Work to do: Leaving out the pictures, please retype each record exactly.

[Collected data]

::::::

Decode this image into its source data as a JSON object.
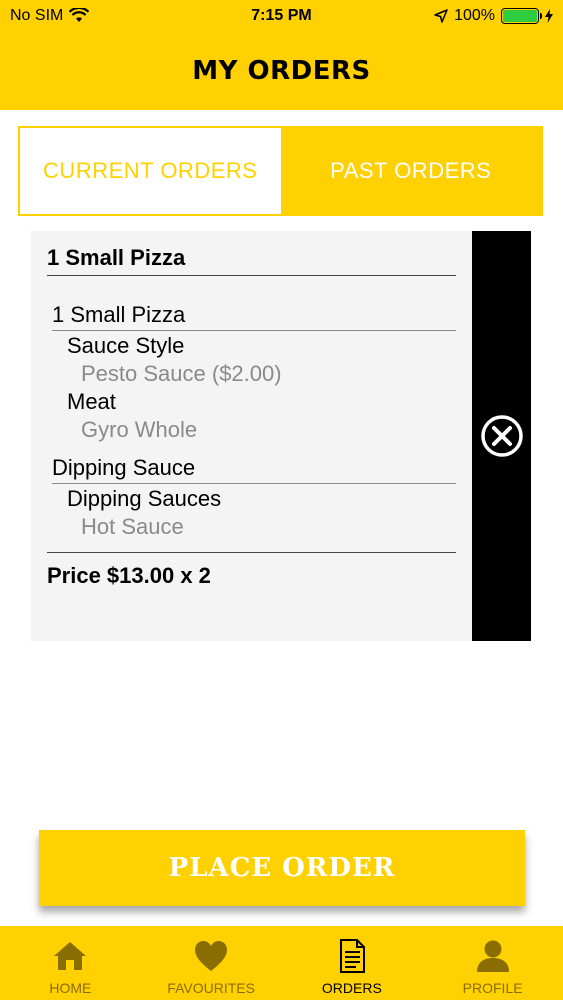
{
  "status_bar": {
    "carrier": "No SIM",
    "time": "7:15 PM",
    "battery": "100%"
  },
  "header": {
    "title": "MY ORDERS"
  },
  "tabs": {
    "current": "CURRENT ORDERS",
    "past": "PAST ORDERS"
  },
  "order": {
    "title": "1 Small Pizza",
    "item": {
      "name": "1 Small Pizza",
      "groups": [
        {
          "name": "Sauce Style",
          "option": "Pesto Sauce ($2.00)"
        },
        {
          "name": "Meat",
          "option": "Gyro Whole"
        }
      ]
    },
    "dipping": {
      "name": "Dipping Sauce",
      "group": "Dipping Sauces",
      "option": "Hot Sauce"
    },
    "price": "Price $13.00 x 2"
  },
  "place_order": {
    "label": "PLACE ORDER"
  },
  "tab_bar": {
    "items": [
      {
        "label": "HOME",
        "icon": "home-icon"
      },
      {
        "label": "FAVOURITES",
        "icon": "heart-icon"
      },
      {
        "label": "ORDERS",
        "icon": "document-icon"
      },
      {
        "label": "PROFILE",
        "icon": "person-icon"
      }
    ],
    "selected": "ORDERS"
  },
  "colors": {
    "accent": "#FFD100",
    "text_muted": "#8a8a8a",
    "delete_bg": "#000000"
  }
}
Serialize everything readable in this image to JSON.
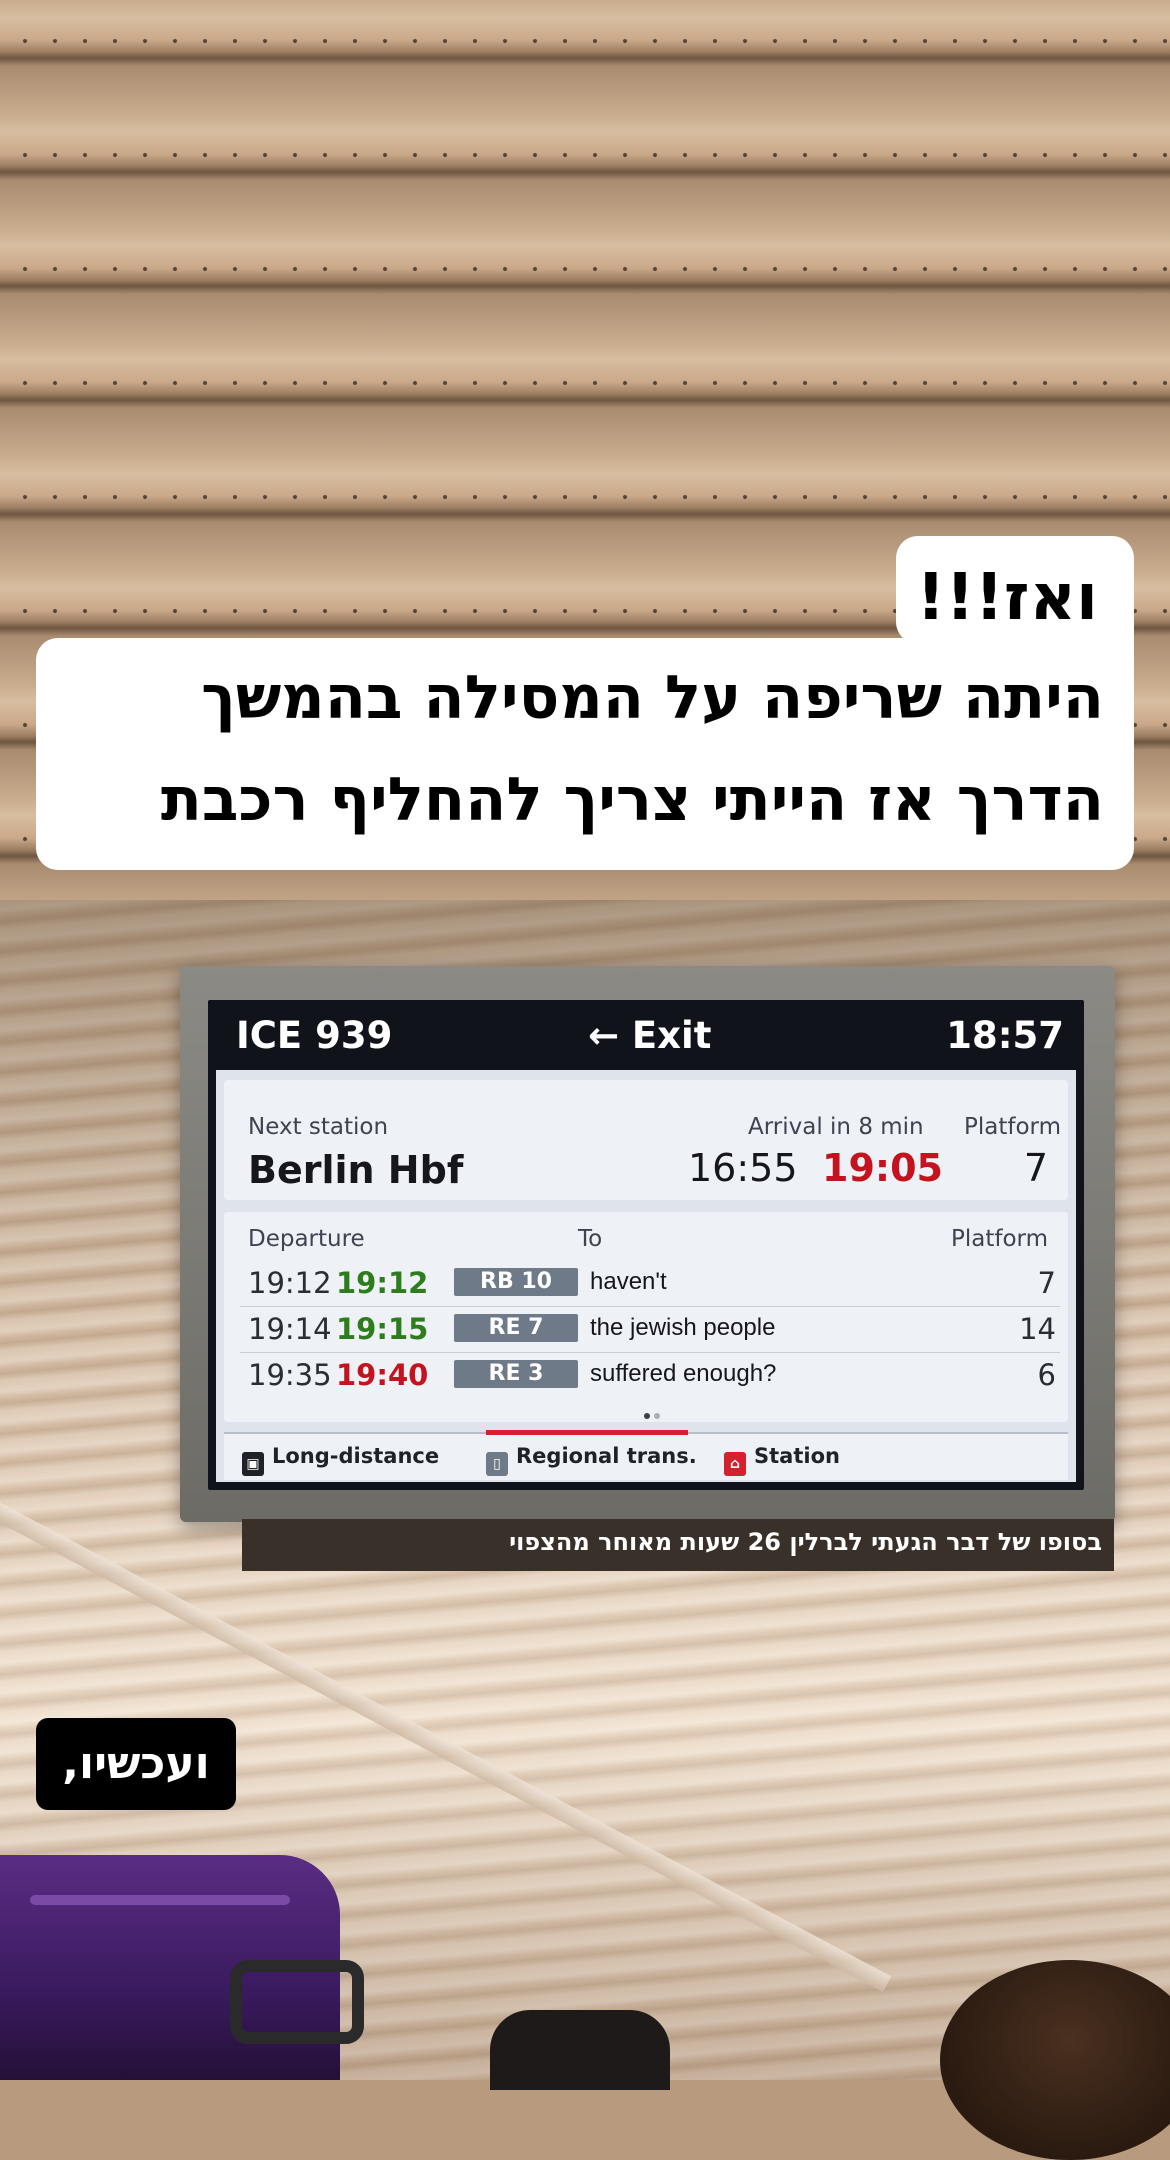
{
  "captions": {
    "intro": "ואז!!!",
    "line1": "היתה שריפה על המסילה בהמשך",
    "line2": "הדרך אז הייתי צריך להחליף רכבת",
    "small": "בסופו של דבר הגעתי לברלין 26 שעות מאוחר מהצפוי",
    "now": "ועכשיו,"
  },
  "display": {
    "train_number": "ICE 939",
    "exit_label": "← Exit",
    "clock": "18:57",
    "next": {
      "label": "Next station",
      "station": "Berlin Hbf",
      "arrival_label": "Arrival in 8 min",
      "scheduled": "16:55",
      "actual": "19:05",
      "platform_label": "Platform",
      "platform": "7"
    },
    "departures": {
      "departure_label": "Departure",
      "to_label": "To",
      "platform_label": "Platform",
      "rows": [
        {
          "scheduled": "19:12",
          "actual": "19:12",
          "status": "ontime",
          "line": "RB 10",
          "destination": "haven't",
          "platform": "7"
        },
        {
          "scheduled": "19:14",
          "actual": "19:15",
          "status": "ontime",
          "line": "RE 7",
          "destination": "the jewish people",
          "platform": "14"
        },
        {
          "scheduled": "19:35",
          "actual": "19:40",
          "status": "late",
          "line": "RE 3",
          "destination": "suffered enough?",
          "platform": "6"
        }
      ]
    },
    "legend": {
      "long_distance": "Long-distance",
      "regional": "Regional trans.",
      "station": "Station"
    }
  },
  "colors": {
    "delay_red": "#c4131f",
    "ontime_green": "#2e7d1d",
    "db_red": "#d5202e"
  }
}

::::::

Finished answer:
Decode this image into its source data as a JSON object.
{
  "status_bar": {
    "carrier": "No SIM",
    "time": "7:15 PM",
    "battery": "100%"
  },
  "header": {
    "title": "MY ORDERS"
  },
  "tabs": {
    "current": "CURRENT ORDERS",
    "past": "PAST ORDERS"
  },
  "order": {
    "title": "1 Small Pizza",
    "item": {
      "name": "1 Small Pizza",
      "groups": [
        {
          "name": "Sauce Style",
          "option": "Pesto Sauce ($2.00)"
        },
        {
          "name": "Meat",
          "option": "Gyro Whole"
        }
      ]
    },
    "dipping": {
      "name": "Dipping Sauce",
      "group": "Dipping Sauces",
      "option": "Hot Sauce"
    },
    "price": "Price $13.00 x 2"
  },
  "place_order": {
    "label": "PLACE ORDER"
  },
  "tab_bar": {
    "items": [
      {
        "label": "HOME",
        "icon": "home-icon"
      },
      {
        "label": "FAVOURITES",
        "icon": "heart-icon"
      },
      {
        "label": "ORDERS",
        "icon": "document-icon"
      },
      {
        "label": "PROFILE",
        "icon": "person-icon"
      }
    ],
    "selected": "ORDERS"
  },
  "colors": {
    "accent": "#FFD100",
    "text_muted": "#8a8a8a",
    "delete_bg": "#000000"
  }
}
Serialize everything readable in this image to JSON.
{
  "captions": {
    "intro": "ואז!!!",
    "line1": "היתה שריפה על המסילה בהמשך",
    "line2": "הדרך אז הייתי צריך להחליף רכבת",
    "small": "בסופו של דבר הגעתי לברלין 26 שעות מאוחר מהצפוי",
    "now": "ועכשיו,"
  },
  "display": {
    "train_number": "ICE 939",
    "exit_label": "← Exit",
    "clock": "18:57",
    "next": {
      "label": "Next station",
      "station": "Berlin Hbf",
      "arrival_label": "Arrival in 8 min",
      "scheduled": "16:55",
      "actual": "19:05",
      "platform_label": "Platform",
      "platform": "7"
    },
    "departures": {
      "departure_label": "Departure",
      "to_label": "To",
      "platform_label": "Platform",
      "rows": [
        {
          "scheduled": "19:12",
          "actual": "19:12",
          "status": "ontime",
          "line": "RB 10",
          "destination": "haven't",
          "platform": "7"
        },
        {
          "scheduled": "19:14",
          "actual": "19:15",
          "status": "ontime",
          "line": "RE 7",
          "destination": "the jewish people",
          "platform": "14"
        },
        {
          "scheduled": "19:35",
          "actual": "19:40",
          "status": "late",
          "line": "RE 3",
          "destination": "suffered enough?",
          "platform": "6"
        }
      ]
    },
    "legend": {
      "long_distance": "Long-distance",
      "regional": "Regional trans.",
      "station": "Station"
    }
  },
  "colors": {
    "delay_red": "#c4131f",
    "ontime_green": "#2e7d1d",
    "db_red": "#d5202e"
  }
}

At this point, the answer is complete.